**YOUR TASK**
Pictures do not belong in the copy. Return all of the entries exactly.
━━━
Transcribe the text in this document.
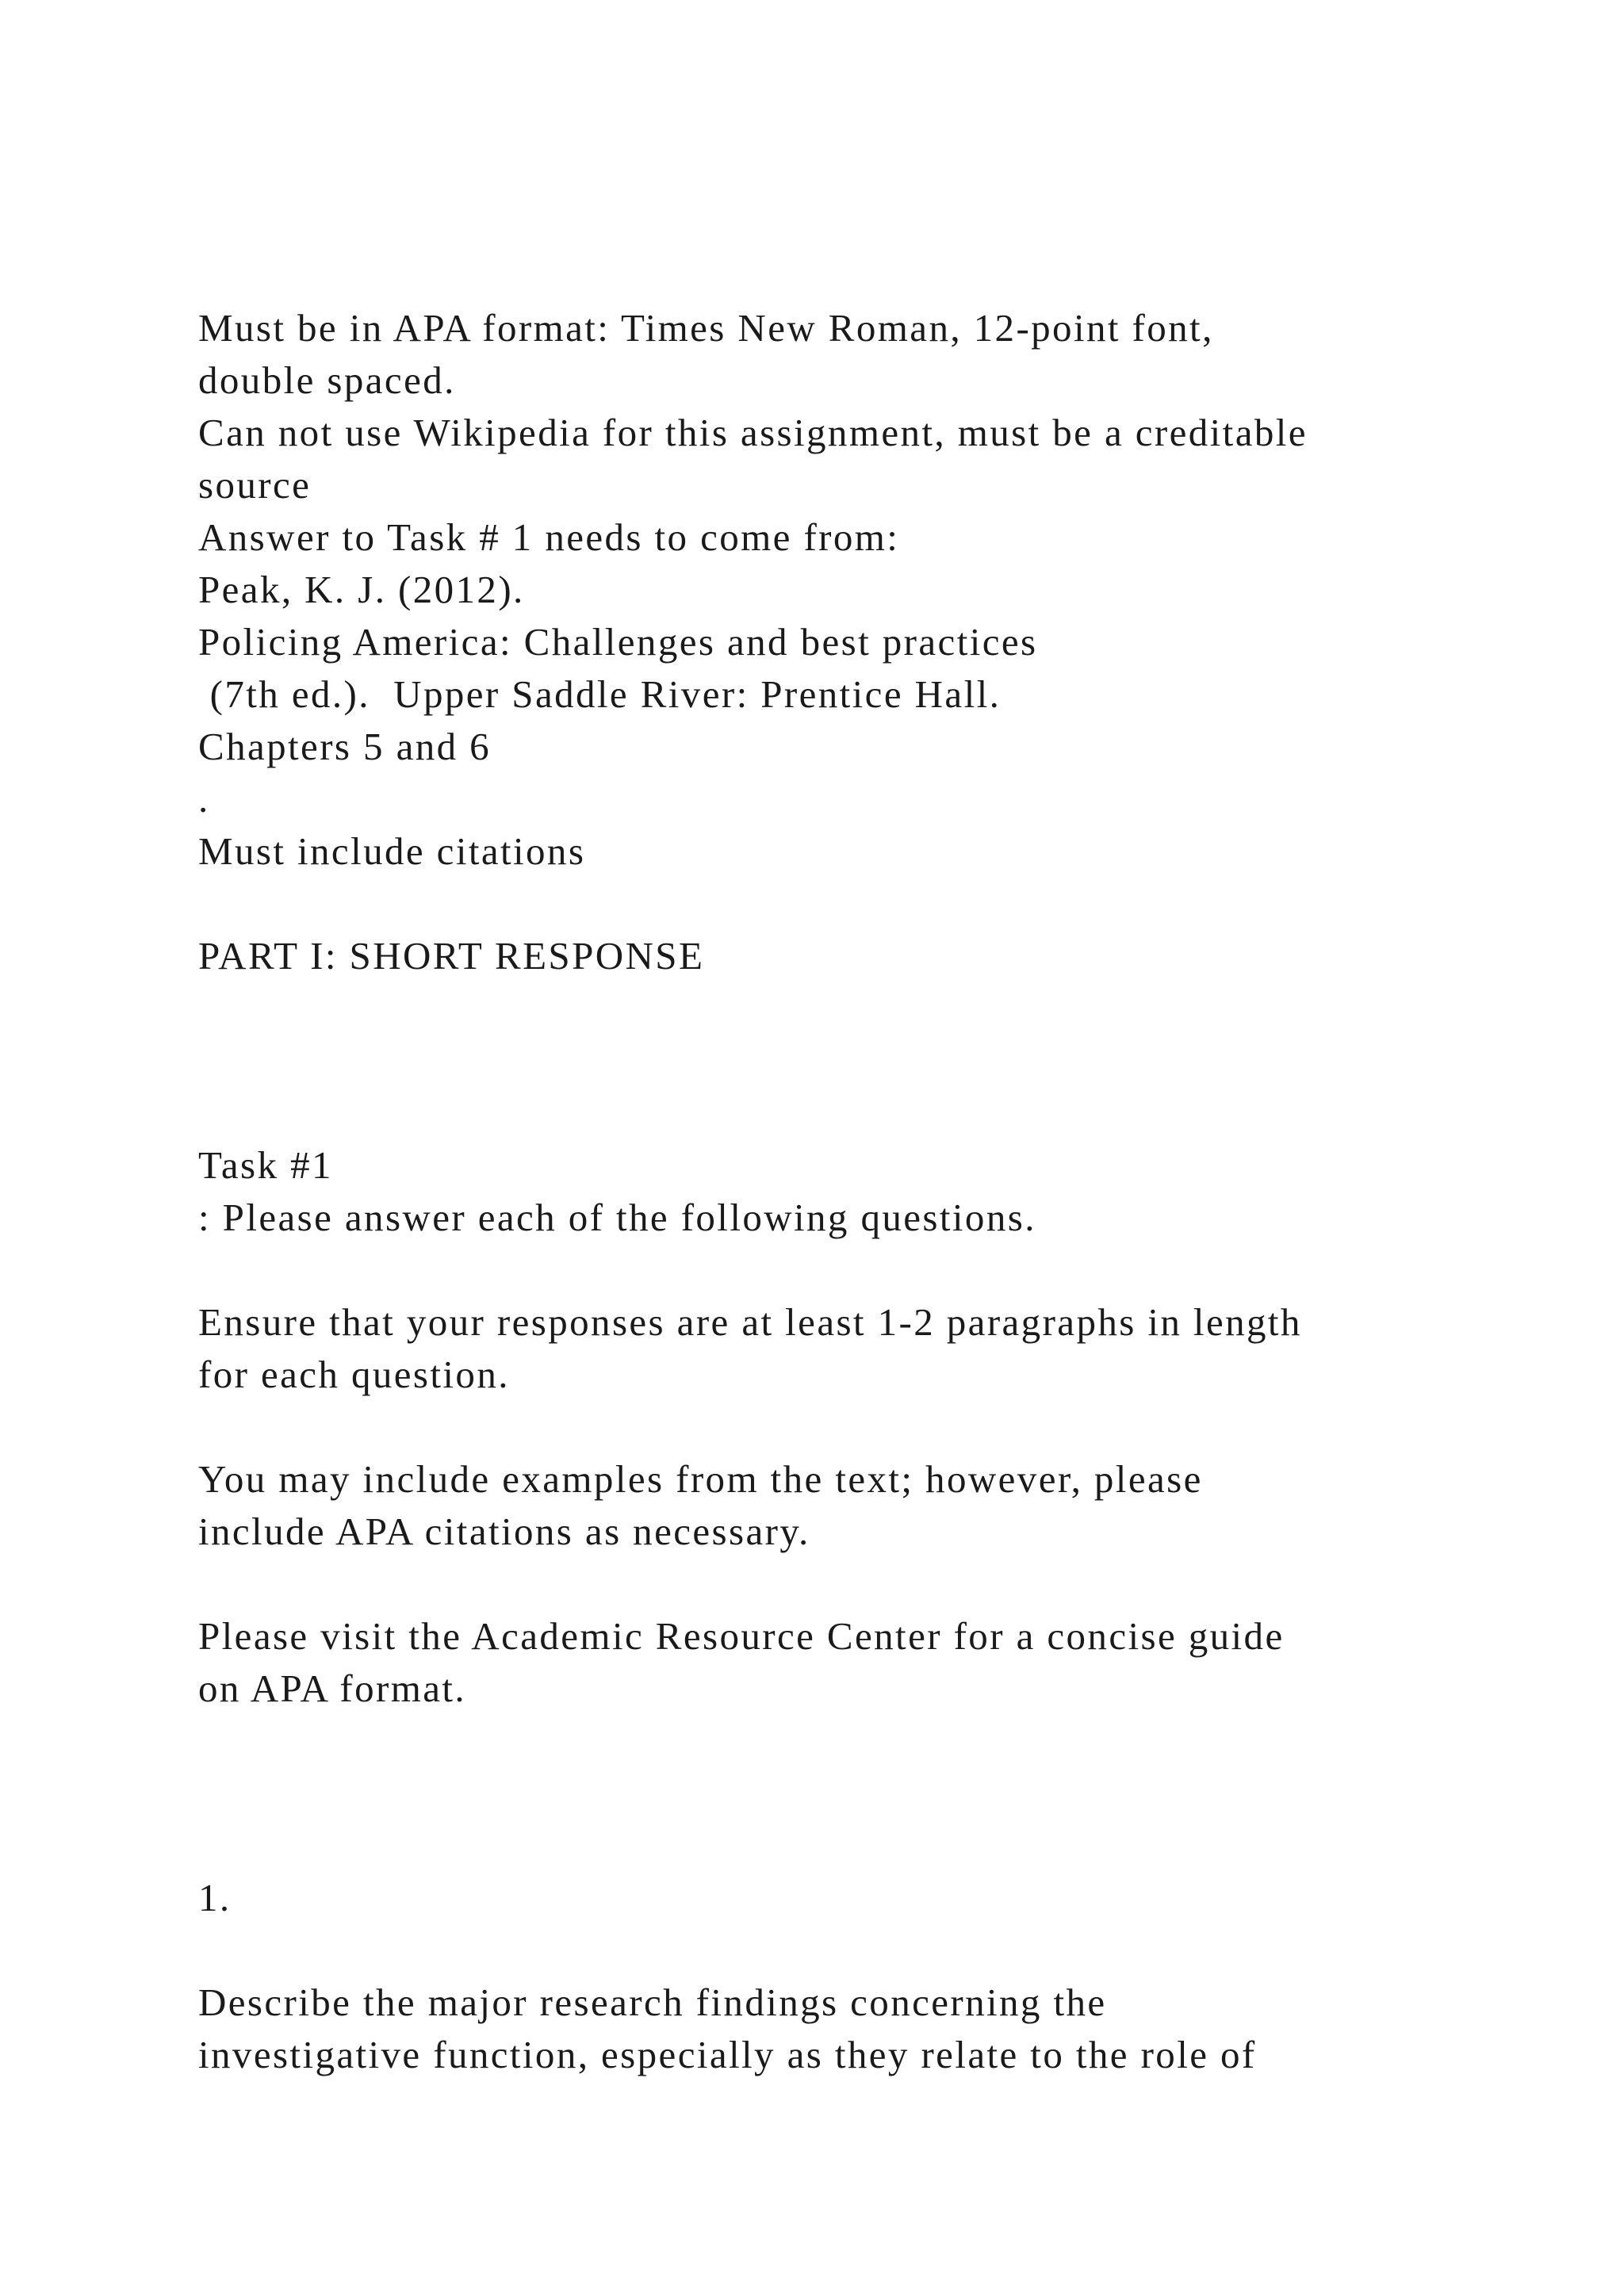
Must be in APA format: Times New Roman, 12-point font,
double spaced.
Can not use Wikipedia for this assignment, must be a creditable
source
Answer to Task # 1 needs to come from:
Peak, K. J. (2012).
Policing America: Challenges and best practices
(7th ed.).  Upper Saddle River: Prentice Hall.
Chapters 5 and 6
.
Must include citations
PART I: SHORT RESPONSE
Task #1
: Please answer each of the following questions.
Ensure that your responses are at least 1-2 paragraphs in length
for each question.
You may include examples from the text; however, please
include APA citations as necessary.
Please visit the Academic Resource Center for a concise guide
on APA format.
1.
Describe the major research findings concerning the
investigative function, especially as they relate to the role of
━━━
**SOLUTION FOR THIS TASK**
Transcribe the text in this document.
Must be in APA format: Times New Roman, 12-point font,
double spaced.
Can not use Wikipedia for this assignment, must be a creditable
source
Answer to Task # 1 needs to come from:
Peak, K. J. (2012).
Policing America: Challenges and best practices
(7th ed.).  Upper Saddle River: Prentice Hall.
Chapters 5 and 6
.
Must include citations
PART I: SHORT RESPONSE
Task #1
: Please answer each of the following questions.
Ensure that your responses are at least 1-2 paragraphs in length
for each question.
You may include examples from the text; however, please
include APA citations as necessary.
Please visit the Academic Resource Center for a concise guide
on APA format.
1.
Describe the major research findings concerning the
investigative function, especially as they relate to the role of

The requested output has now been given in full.